- **RECORDS FOR THIS TASK**
* * * * * * *

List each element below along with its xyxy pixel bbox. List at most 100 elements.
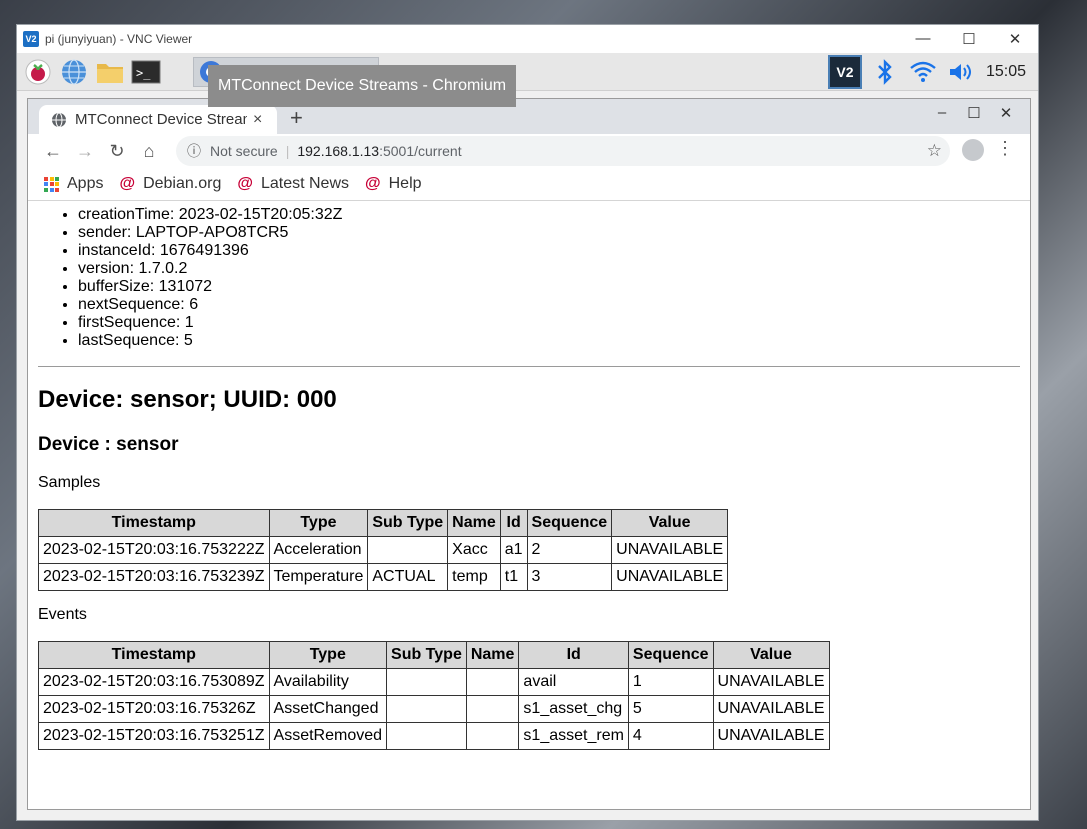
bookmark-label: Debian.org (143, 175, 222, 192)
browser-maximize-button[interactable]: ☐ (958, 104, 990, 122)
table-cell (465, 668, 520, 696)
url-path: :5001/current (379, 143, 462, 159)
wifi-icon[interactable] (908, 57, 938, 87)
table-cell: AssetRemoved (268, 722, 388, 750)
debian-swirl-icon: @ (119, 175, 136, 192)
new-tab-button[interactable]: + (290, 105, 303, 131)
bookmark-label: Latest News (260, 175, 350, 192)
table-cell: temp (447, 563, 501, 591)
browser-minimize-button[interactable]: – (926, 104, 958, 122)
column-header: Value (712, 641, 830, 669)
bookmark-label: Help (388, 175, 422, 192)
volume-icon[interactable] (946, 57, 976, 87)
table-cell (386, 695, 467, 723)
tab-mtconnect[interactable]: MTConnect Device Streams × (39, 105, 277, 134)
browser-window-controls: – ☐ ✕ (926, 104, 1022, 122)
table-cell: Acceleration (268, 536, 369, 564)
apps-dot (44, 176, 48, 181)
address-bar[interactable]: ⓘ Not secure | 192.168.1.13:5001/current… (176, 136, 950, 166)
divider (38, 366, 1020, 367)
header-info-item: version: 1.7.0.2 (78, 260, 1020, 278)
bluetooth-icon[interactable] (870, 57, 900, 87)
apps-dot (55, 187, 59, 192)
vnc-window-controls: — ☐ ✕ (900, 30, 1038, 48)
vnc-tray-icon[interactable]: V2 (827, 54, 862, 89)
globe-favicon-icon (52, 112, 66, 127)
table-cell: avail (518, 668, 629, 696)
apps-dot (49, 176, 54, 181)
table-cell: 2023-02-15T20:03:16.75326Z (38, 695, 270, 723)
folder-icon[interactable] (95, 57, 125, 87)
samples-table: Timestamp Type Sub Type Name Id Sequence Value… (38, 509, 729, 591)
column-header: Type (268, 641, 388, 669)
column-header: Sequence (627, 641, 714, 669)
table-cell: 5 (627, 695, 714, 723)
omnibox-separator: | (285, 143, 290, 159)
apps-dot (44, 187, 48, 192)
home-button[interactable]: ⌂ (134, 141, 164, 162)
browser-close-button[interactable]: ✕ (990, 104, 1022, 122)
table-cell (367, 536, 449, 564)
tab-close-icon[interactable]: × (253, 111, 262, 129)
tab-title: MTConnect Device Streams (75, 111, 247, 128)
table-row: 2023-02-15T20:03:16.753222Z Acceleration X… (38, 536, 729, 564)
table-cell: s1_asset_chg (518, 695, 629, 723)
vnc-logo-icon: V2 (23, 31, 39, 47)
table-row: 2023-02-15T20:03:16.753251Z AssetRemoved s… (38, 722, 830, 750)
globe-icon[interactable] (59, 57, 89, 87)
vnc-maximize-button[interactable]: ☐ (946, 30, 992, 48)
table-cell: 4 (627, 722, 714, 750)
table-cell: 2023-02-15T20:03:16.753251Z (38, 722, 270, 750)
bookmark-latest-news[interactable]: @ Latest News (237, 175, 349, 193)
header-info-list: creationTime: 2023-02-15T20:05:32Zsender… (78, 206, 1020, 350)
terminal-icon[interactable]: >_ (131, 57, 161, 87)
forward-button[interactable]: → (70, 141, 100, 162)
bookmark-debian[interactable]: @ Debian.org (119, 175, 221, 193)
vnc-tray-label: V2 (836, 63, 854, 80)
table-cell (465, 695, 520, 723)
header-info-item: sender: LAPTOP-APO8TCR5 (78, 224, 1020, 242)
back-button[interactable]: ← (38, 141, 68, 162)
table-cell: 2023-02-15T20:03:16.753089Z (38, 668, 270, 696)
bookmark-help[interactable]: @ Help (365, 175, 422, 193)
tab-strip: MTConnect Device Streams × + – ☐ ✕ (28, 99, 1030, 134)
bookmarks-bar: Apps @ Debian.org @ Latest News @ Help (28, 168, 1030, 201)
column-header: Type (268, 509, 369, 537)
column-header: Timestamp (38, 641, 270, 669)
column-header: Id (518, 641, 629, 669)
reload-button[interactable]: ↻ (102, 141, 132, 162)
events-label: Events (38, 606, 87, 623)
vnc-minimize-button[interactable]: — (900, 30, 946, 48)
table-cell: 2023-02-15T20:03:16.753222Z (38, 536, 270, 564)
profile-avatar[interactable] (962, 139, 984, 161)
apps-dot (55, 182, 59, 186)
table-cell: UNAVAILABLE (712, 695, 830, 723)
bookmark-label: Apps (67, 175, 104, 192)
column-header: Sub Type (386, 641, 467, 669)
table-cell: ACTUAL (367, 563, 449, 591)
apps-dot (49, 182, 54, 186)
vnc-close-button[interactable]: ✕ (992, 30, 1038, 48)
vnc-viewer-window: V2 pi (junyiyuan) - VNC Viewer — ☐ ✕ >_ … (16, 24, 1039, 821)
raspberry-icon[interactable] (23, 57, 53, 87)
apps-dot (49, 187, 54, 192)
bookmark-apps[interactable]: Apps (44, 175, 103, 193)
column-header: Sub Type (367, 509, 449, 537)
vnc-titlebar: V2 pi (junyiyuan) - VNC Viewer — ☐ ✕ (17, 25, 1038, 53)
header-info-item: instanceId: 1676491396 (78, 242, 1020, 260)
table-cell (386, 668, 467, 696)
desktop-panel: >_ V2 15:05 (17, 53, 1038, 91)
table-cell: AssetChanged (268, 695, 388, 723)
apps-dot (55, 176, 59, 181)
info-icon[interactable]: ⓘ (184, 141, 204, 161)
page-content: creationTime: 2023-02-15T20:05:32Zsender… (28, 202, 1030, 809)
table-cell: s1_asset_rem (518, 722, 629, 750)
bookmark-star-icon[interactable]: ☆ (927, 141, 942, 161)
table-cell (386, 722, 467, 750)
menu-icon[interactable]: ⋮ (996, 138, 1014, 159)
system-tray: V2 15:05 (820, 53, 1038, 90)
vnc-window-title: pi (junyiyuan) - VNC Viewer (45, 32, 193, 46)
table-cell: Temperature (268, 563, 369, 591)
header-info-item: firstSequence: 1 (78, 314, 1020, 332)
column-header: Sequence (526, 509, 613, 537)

* * * * * * *

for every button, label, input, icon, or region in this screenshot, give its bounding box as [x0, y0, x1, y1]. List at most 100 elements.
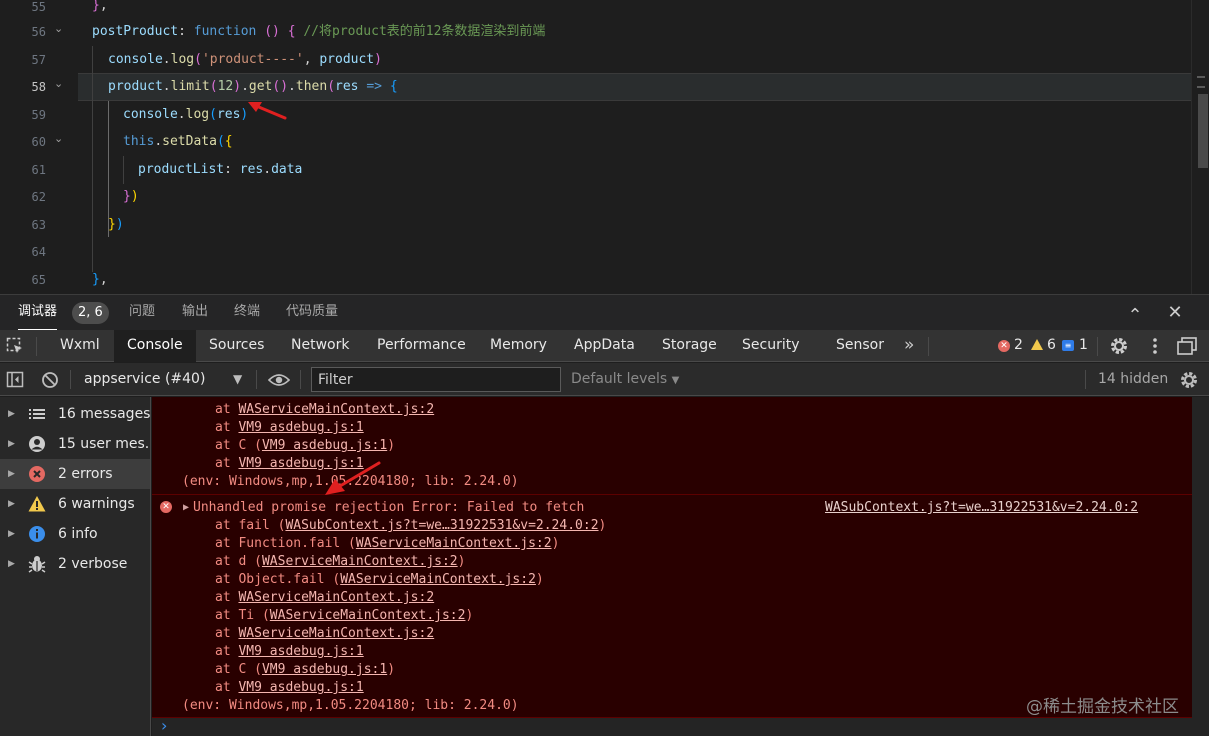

* * * * * * *

- **TASK DESCRIPTION**
Find every line in the records that contains the string "AssetRemoved", and copy each of those lines.

- **THE SOLUTION**
table-cell: AssetRemoved (268, 722, 388, 750)
table-row: 2023-02-15T20:03:16.753251Z AssetRemoved s… (38, 722, 830, 750)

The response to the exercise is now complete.